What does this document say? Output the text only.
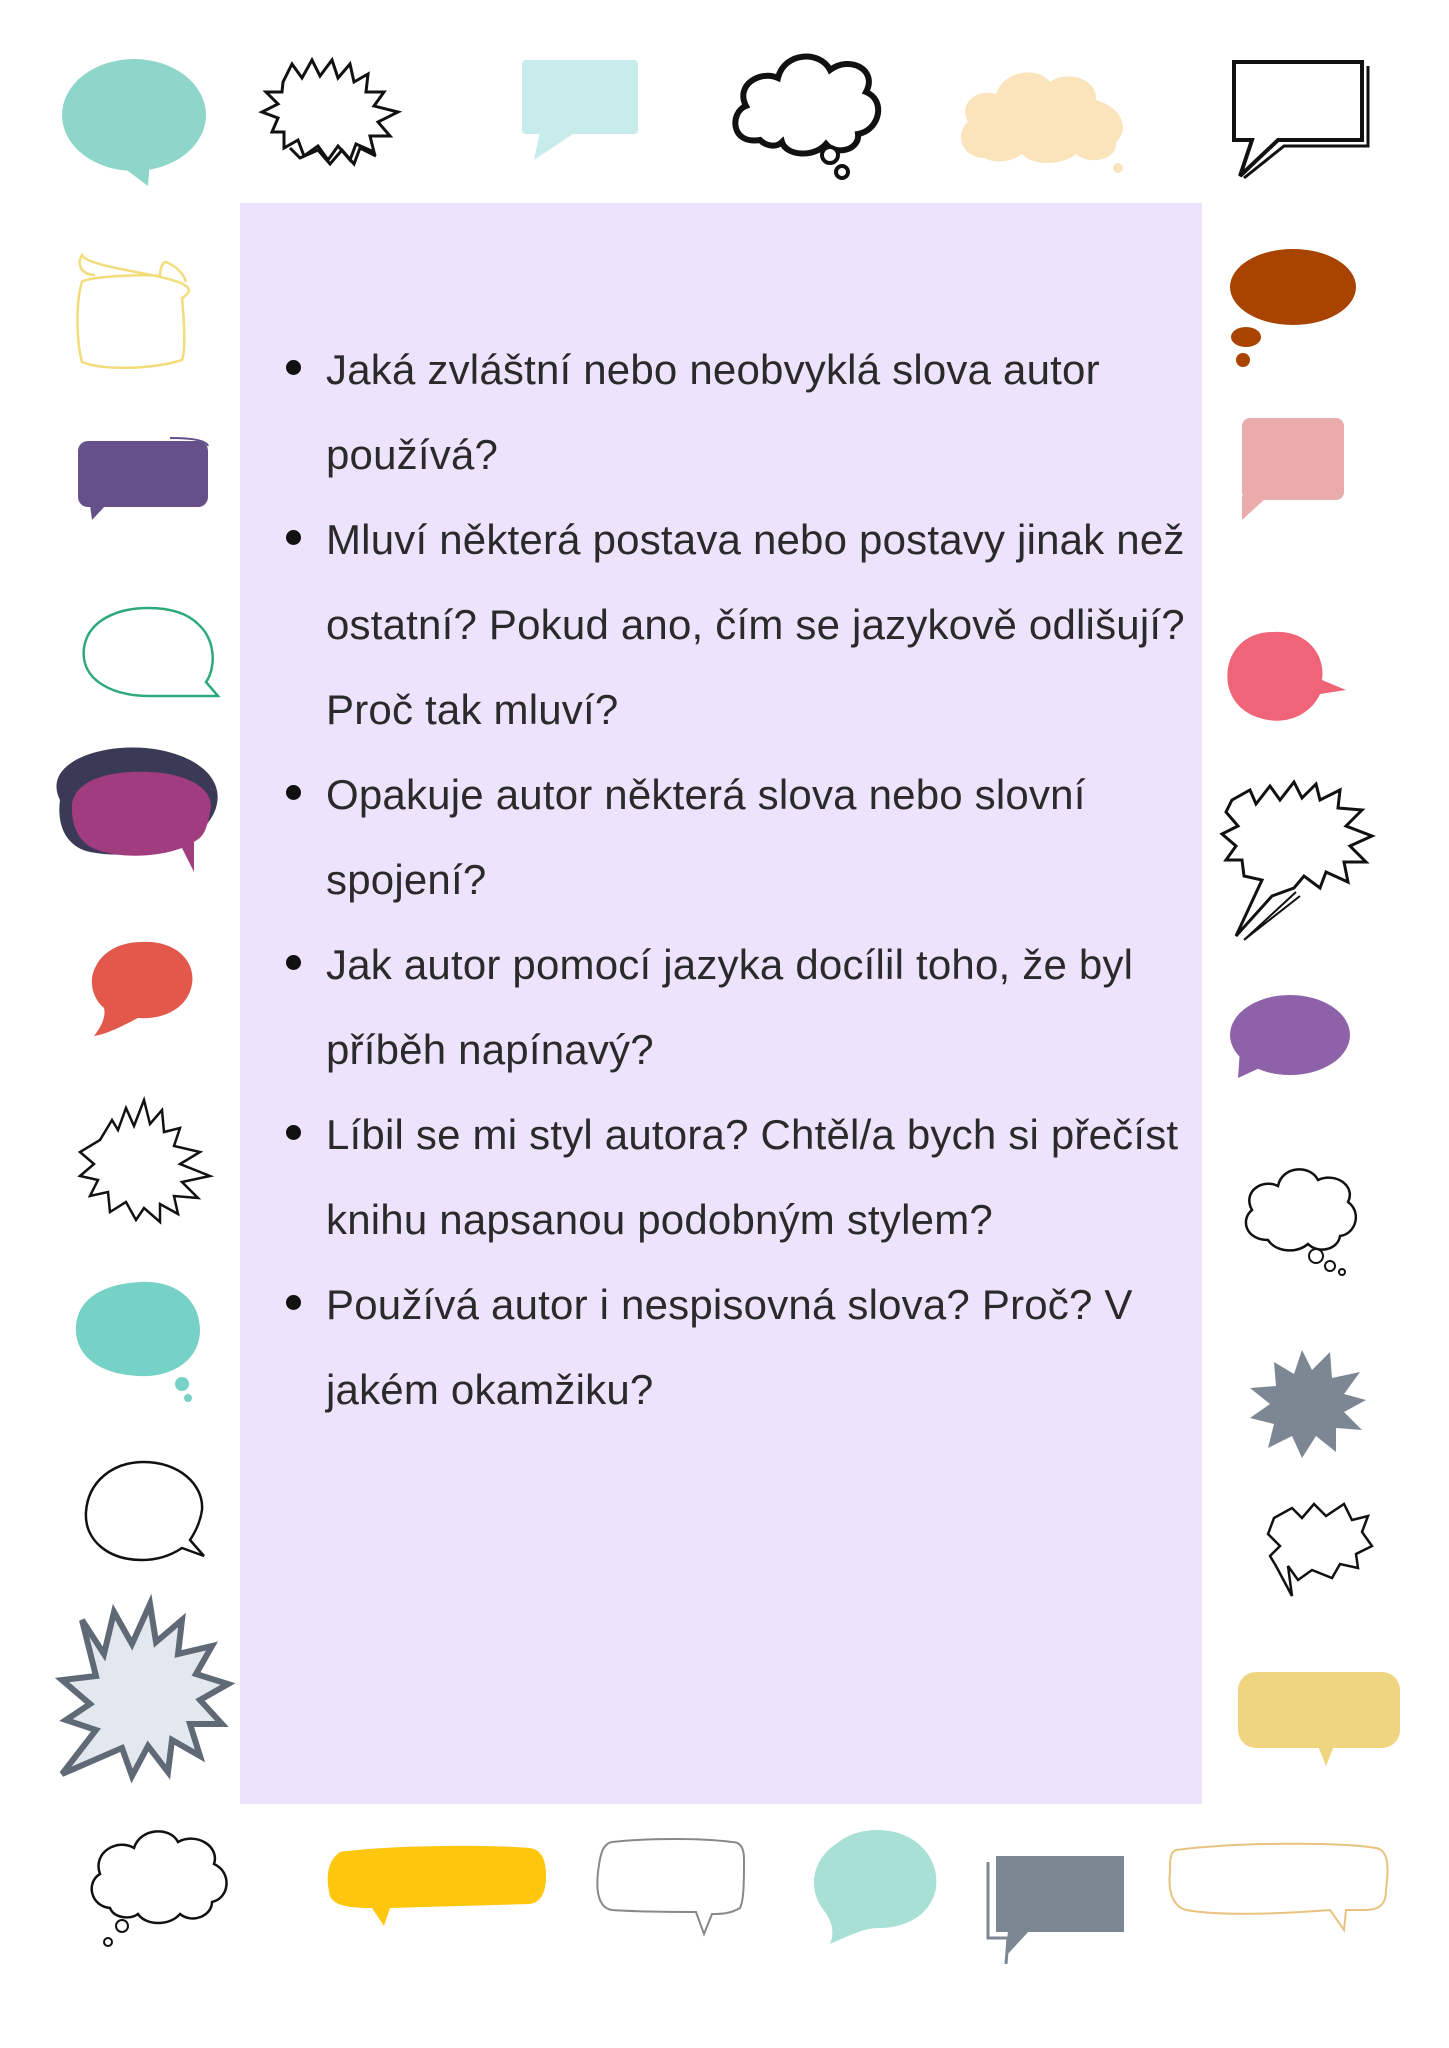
Jaká zvláštní nebo neobvyklá slova autor používá?
Mluví některá postava nebo postavy jinak než ostatní? Pokud ano, čím se jazykově odlišují? Proč tak mluví?
Opakuje autor některá slova nebo slovní spojení?
Jak autor pomocí jazyka docílil toho, že byl příběh napínavý?
Líbil se mi styl autora? Chtěl/a bych si přečíst knihu napsanou podobným stylem?
Používá autor i nespisovná slova? Proč? V jakém okamžiku?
-=-=-=-=-
_Task requirements_
Check each line of the listing above for the string "nebo", then report only how many lines have it.

_Worked solution_
3